DIRECTIVE: Give the number of lines below that contain the word "JSON", and nothing else.

## Start

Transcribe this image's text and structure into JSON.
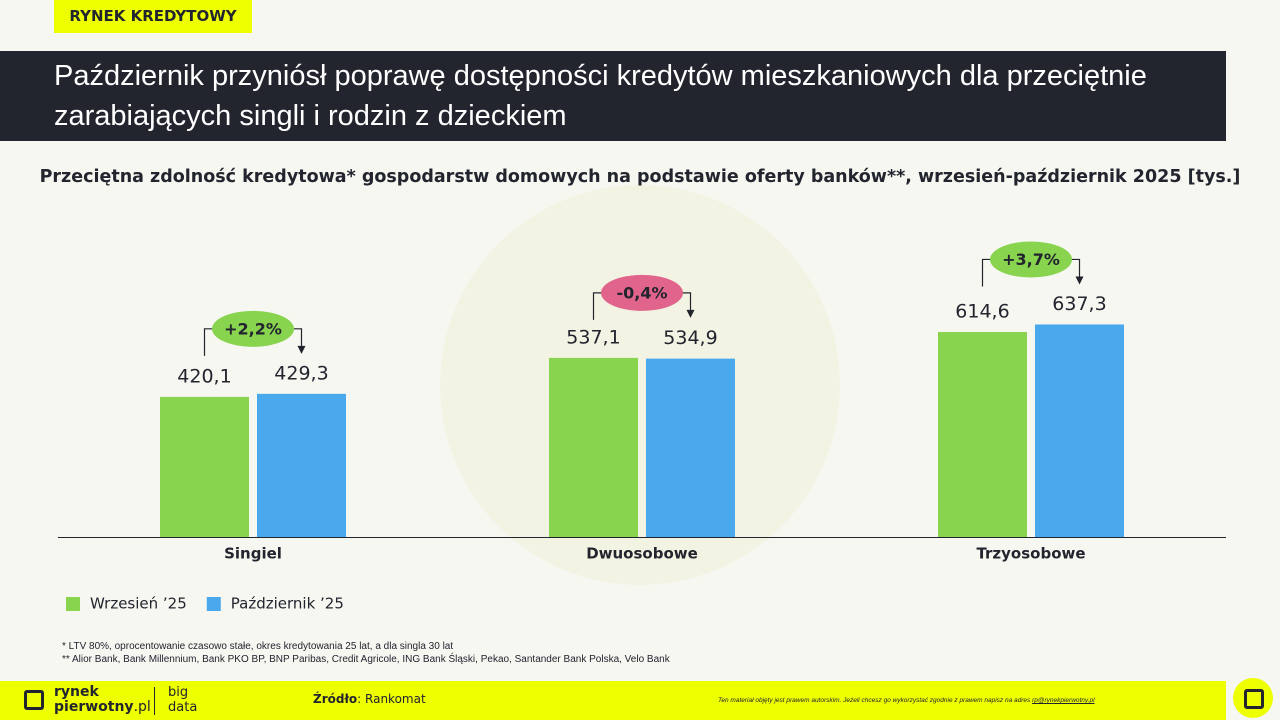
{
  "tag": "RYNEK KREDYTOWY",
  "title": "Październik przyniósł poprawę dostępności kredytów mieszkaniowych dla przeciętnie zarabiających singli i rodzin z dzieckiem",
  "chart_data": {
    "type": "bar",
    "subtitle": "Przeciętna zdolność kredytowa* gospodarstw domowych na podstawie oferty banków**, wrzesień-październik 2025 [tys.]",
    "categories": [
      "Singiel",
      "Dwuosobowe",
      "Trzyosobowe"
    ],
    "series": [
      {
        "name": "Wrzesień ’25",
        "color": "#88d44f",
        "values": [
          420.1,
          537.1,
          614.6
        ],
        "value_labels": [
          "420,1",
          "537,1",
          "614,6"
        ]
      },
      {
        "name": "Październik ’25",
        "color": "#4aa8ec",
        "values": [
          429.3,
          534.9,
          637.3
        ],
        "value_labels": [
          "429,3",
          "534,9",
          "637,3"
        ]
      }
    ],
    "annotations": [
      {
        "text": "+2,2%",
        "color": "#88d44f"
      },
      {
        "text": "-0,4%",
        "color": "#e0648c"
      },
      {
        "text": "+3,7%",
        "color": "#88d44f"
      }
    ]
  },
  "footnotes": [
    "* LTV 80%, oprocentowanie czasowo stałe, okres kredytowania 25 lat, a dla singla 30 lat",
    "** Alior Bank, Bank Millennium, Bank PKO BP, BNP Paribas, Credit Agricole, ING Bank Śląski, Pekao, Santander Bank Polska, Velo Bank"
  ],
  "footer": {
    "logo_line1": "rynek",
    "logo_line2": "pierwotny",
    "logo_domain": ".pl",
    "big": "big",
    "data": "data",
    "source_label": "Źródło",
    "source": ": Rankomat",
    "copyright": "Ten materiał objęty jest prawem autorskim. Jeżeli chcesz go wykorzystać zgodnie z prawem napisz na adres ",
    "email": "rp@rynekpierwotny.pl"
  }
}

## End
## Start

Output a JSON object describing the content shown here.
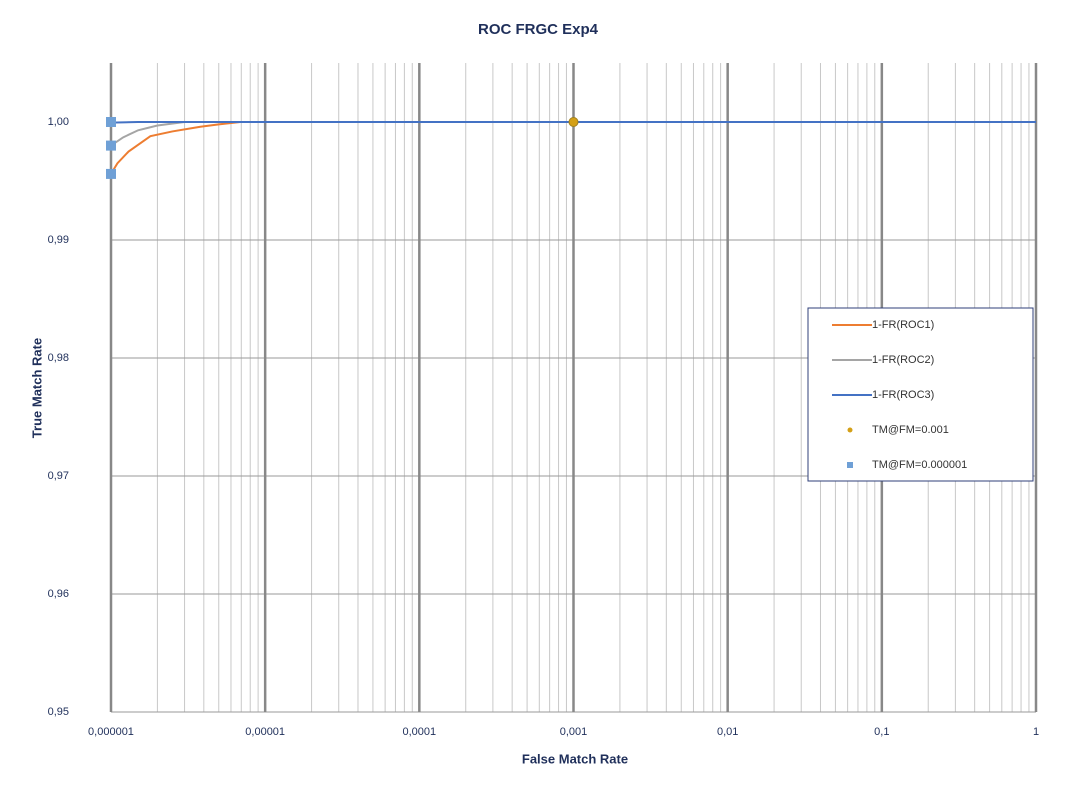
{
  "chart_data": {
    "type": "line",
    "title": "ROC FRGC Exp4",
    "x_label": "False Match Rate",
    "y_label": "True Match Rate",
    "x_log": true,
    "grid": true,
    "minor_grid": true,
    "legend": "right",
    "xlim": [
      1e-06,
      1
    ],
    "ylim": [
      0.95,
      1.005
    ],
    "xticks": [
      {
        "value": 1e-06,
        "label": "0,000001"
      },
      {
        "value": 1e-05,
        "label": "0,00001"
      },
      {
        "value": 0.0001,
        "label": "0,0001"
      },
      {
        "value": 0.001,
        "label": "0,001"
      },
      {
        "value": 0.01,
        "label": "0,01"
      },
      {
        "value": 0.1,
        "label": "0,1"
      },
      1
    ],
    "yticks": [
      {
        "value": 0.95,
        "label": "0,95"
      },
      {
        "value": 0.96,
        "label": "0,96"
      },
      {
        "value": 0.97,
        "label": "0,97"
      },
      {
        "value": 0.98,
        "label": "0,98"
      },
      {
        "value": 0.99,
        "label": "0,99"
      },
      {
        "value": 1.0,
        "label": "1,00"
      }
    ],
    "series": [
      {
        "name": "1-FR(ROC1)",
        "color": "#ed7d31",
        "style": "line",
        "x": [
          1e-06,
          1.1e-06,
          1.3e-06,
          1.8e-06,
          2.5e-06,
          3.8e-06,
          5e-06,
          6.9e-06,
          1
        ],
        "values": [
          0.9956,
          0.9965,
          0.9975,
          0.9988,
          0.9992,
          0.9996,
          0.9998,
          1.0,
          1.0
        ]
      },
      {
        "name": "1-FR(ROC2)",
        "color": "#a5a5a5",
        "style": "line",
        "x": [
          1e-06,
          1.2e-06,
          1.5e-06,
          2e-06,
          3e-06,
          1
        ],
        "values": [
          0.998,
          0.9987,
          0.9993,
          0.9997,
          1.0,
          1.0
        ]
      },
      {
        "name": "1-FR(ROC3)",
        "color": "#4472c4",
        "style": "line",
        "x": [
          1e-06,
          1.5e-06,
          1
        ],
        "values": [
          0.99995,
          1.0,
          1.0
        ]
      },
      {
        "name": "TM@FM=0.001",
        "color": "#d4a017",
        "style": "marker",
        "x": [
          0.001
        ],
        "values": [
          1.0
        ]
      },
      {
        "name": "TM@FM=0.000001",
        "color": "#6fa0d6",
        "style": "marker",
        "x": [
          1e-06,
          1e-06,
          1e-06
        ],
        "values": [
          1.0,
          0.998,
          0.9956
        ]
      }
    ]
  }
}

## End

WRITTEN RESPONSE: 2